> [GIVEN INSTRUCTION]
Pull out from the material below all lines with "this".

··· RECORD EXTRACTS ···

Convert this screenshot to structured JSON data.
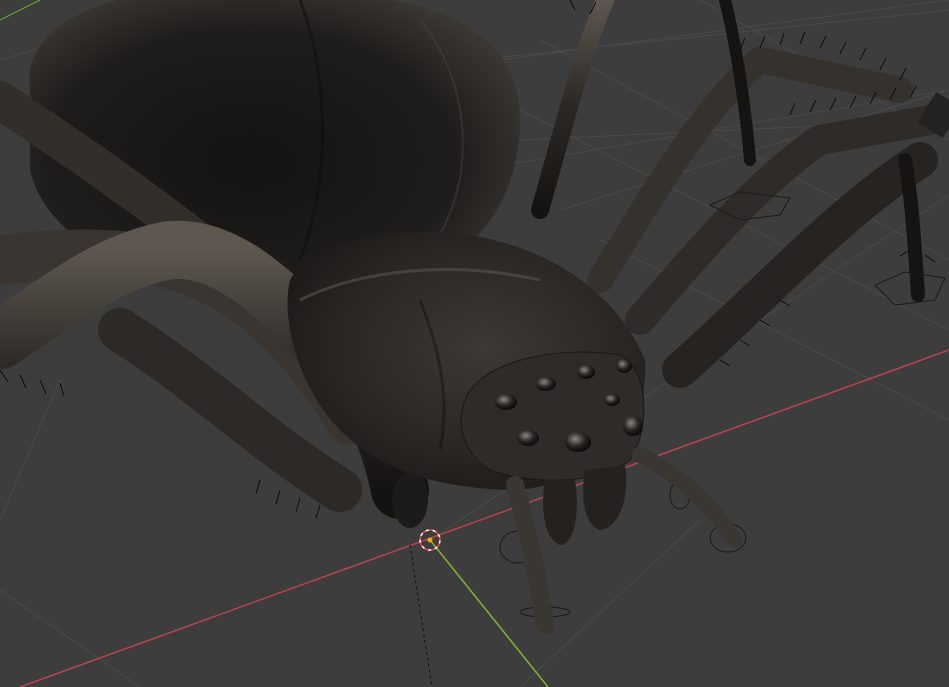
{
  "viewport": {
    "type": "3d-viewport",
    "background_color": "#3d3d3d",
    "grid_color": "#555555",
    "x_axis_color": "#c4444f",
    "y_axis_color": "#7fb02f",
    "model_color": "#2e2a26",
    "model_highlight_color": "#6a625a",
    "hair_color": "#111111",
    "selection_outline_color": "#1c1c1c",
    "cursor_color": "#ffffff",
    "cursor_accent_color": "#e24a4a",
    "origin_color": "#f0b400"
  },
  "scene": {
    "object": "spider",
    "eyes_count": 8,
    "visible_legs": 10
  }
}
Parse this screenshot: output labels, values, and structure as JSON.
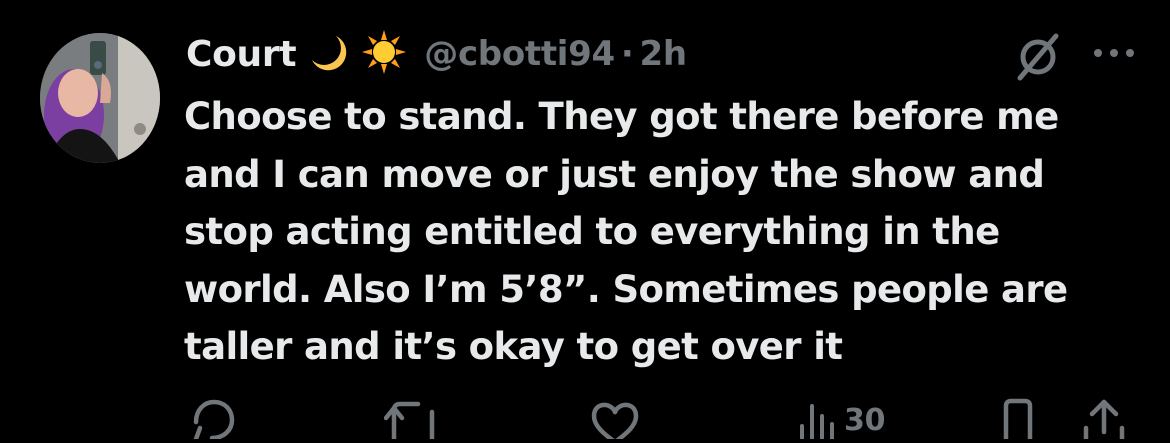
{
  "tweet": {
    "display_name": "Court",
    "name_emojis": [
      "crescent-moon-emoji",
      "sun-emoji"
    ],
    "handle": "@cbotti94",
    "separator": "·",
    "time": "2h",
    "text": "Choose to stand. They got there before me\nand I can move or just enjoy the show and\nstop acting entitled to everything in the\nworld. Also I’m 5’8”. Sometimes people are\ntaller and it’s okay to get over it"
  },
  "actions": {
    "views_count": "30"
  },
  "colors": {
    "background": "#000000",
    "primary_text": "#e7e9ea",
    "secondary_text": "#71767b",
    "moon": "#f9c74f",
    "sun": "#ffcc33"
  },
  "icons": [
    "grok-icon",
    "more-icon",
    "reply-icon",
    "retweet-icon",
    "like-icon",
    "views-icon",
    "bookmark-icon",
    "share-icon"
  ]
}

···

> [RESPONSE BELOW]
Convert this screenshot to structured JSON data.
Parse this screenshot: output labels, values, and structure as JSON.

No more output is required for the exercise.